Extracts from a graphics dataset
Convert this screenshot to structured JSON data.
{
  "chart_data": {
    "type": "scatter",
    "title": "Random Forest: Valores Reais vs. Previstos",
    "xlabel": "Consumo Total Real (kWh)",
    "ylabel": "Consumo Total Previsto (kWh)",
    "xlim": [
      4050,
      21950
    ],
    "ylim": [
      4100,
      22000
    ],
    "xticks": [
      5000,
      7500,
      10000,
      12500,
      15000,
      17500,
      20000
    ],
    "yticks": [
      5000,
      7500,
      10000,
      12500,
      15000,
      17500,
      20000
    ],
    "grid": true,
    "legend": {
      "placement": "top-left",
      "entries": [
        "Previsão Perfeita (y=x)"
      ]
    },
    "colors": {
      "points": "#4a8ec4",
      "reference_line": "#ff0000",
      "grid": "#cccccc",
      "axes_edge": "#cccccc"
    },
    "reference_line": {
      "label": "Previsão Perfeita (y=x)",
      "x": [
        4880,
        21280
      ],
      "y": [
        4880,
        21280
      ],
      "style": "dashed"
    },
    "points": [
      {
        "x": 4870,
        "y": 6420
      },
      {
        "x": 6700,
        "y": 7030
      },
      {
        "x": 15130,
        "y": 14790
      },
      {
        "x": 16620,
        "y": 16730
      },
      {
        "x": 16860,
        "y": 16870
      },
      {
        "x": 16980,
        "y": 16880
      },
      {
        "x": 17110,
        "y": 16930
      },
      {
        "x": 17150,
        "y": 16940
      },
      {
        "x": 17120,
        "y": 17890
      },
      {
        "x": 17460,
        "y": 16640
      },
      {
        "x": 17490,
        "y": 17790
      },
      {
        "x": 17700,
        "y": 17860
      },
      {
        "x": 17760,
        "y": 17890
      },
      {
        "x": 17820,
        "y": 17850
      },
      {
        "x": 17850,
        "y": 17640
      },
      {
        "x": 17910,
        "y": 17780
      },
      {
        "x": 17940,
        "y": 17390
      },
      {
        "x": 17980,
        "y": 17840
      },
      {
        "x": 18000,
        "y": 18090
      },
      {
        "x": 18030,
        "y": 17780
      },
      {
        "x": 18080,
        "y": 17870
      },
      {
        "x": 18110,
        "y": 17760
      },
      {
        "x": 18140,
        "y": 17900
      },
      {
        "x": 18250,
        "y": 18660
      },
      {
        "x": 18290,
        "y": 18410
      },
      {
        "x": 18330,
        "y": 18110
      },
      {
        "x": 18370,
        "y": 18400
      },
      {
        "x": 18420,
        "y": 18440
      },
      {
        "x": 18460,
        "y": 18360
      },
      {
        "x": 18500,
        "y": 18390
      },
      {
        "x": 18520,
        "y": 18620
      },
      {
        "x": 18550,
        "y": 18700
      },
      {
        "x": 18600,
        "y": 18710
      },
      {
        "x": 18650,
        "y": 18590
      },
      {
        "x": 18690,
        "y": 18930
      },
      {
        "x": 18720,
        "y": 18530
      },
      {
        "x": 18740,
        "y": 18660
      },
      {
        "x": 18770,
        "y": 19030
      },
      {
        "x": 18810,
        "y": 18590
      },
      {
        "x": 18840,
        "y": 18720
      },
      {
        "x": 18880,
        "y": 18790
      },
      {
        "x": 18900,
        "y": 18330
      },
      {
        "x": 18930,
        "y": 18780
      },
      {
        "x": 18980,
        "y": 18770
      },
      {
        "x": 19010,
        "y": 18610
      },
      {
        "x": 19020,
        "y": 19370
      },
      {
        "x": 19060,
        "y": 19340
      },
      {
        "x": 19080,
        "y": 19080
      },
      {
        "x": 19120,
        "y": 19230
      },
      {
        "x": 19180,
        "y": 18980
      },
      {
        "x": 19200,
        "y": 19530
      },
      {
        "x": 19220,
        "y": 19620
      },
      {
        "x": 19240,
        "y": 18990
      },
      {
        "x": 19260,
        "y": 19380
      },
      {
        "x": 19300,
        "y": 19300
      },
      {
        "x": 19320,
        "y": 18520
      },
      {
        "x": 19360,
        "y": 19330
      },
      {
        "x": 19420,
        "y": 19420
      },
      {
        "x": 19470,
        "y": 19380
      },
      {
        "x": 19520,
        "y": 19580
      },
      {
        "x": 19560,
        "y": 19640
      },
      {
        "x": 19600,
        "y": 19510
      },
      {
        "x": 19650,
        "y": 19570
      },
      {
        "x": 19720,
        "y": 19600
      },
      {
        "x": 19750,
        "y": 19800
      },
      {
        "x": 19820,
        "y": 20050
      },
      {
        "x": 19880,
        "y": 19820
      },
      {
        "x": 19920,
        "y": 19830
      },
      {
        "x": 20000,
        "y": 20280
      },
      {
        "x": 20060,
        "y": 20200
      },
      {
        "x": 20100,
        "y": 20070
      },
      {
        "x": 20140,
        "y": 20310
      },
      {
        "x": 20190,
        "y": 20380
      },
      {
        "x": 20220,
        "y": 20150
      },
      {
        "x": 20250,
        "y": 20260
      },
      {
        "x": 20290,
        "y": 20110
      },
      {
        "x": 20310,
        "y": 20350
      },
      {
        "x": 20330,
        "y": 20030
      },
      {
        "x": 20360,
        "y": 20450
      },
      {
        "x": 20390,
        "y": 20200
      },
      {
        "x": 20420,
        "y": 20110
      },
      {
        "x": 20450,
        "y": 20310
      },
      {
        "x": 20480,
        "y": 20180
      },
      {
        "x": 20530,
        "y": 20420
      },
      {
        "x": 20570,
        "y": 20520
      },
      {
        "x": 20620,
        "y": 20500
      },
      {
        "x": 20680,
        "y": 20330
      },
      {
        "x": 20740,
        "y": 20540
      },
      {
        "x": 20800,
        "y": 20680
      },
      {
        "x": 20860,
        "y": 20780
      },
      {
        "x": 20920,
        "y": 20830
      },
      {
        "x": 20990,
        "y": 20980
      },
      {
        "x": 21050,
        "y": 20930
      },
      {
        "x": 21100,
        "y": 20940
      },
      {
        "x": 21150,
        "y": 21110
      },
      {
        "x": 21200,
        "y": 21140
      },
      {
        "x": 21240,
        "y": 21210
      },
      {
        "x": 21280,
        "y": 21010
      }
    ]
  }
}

▶ _Directions for this task_:
Look through the entries above; copy every line holding the string "Previsão".

▶ _Correct answer_:
        "Previsão Perfeita (y=x)"
      "label": "Previsão Perfeita (y=x)",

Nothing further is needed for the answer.